**Written instruction:**
Begin at the line that contains "What text is on this page?" and repeat every line from there to the end of the records below, inclusive, without adding any other line.

**Given information:**
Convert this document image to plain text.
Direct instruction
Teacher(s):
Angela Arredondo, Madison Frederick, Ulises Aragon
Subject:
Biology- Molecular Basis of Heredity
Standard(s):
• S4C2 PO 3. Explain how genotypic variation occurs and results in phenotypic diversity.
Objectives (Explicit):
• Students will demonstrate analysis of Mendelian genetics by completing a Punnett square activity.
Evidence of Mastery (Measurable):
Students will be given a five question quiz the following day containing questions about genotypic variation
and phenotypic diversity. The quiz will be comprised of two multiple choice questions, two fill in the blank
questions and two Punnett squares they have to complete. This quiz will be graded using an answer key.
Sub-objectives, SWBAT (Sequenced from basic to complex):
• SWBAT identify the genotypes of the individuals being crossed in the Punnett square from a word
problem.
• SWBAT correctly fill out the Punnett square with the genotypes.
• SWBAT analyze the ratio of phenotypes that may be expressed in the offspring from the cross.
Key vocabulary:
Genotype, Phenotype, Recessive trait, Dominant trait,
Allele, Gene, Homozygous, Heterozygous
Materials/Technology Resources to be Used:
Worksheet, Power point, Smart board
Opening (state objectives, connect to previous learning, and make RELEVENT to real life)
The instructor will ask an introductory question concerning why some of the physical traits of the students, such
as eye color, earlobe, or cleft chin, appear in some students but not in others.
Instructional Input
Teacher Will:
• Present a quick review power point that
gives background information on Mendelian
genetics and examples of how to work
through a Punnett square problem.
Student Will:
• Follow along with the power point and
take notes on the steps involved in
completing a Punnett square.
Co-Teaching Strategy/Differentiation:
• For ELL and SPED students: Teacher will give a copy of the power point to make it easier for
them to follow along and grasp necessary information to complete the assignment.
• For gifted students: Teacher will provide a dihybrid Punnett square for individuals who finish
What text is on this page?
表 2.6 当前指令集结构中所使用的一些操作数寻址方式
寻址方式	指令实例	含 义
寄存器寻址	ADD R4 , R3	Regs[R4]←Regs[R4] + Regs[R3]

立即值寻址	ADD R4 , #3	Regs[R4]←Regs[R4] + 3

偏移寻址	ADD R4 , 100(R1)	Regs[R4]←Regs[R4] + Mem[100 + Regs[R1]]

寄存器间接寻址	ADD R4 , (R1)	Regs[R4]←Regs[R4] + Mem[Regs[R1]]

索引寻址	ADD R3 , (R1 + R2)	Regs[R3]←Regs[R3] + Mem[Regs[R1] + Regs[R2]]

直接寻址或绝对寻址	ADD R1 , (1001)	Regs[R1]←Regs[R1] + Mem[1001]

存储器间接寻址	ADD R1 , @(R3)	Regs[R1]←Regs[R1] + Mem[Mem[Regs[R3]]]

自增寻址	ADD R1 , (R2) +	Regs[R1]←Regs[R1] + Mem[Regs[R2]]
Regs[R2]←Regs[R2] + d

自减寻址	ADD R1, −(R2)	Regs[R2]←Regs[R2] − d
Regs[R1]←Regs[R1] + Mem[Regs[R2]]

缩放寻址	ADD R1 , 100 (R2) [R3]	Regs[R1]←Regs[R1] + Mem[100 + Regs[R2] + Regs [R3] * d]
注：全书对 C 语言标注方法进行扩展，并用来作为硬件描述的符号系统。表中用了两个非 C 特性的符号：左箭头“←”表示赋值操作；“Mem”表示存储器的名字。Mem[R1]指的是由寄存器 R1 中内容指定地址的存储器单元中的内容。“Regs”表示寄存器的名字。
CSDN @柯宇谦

**Answer to this exercise:**
What text is on this page?
表 2.6 当前指令集结构中所使用的一些操作数寻址方式
寻址方式	指令实例	含 义
寄存器寻址	ADD R4 , R3	Regs[R4]←Regs[R4] + Regs[R3]

立即值寻址	ADD R4 , #3	Regs[R4]←Regs[R4] + 3

偏移寻址	ADD R4 , 100(R1)	Regs[R4]←Regs[R4] + Mem[100 + Regs[R1]]

寄存器间接寻址	ADD R4 , (R1)	Regs[R4]←Regs[R4] + Mem[Regs[R1]]

索引寻址	ADD R3 , (R1 + R2)	Regs[R3]←Regs[R3] + Mem[Regs[R1] + Regs[R2]]

直接寻址或绝对寻址	ADD R1 , (1001)	Regs[R1]←Regs[R1] + Mem[1001]

存储器间接寻址	ADD R1 , @(R3)	Regs[R1]←Regs[R1] + Mem[Mem[Regs[R3]]]

自增寻址	ADD R1 , (R2) +	Regs[R1]←Regs[R1] + Mem[Regs[R2]]
Regs[R2]←Regs[R2] + d

自减寻址	ADD R1, −(R2)	Regs[R2]←Regs[R2] − d
Regs[R1]←Regs[R1] + Mem[Regs[R2]]

缩放寻址	ADD R1 , 100 (R2) [R3]	Regs[R1]←Regs[R1] + Mem[100 + Regs[R2] + Regs [R3] * d]
注：全书对 C 语言标注方法进行扩展，并用来作为硬件描述的符号系统。表中用了两个非 C 特性的符号：左箭头“←”表示赋值操作；“Mem”表示存储器的名字。Mem[R1]指的是由寄存器 R1 中内容指定地址的存储器单元中的内容。“Regs”表示寄存器的名字。
CSDN @柯宇谦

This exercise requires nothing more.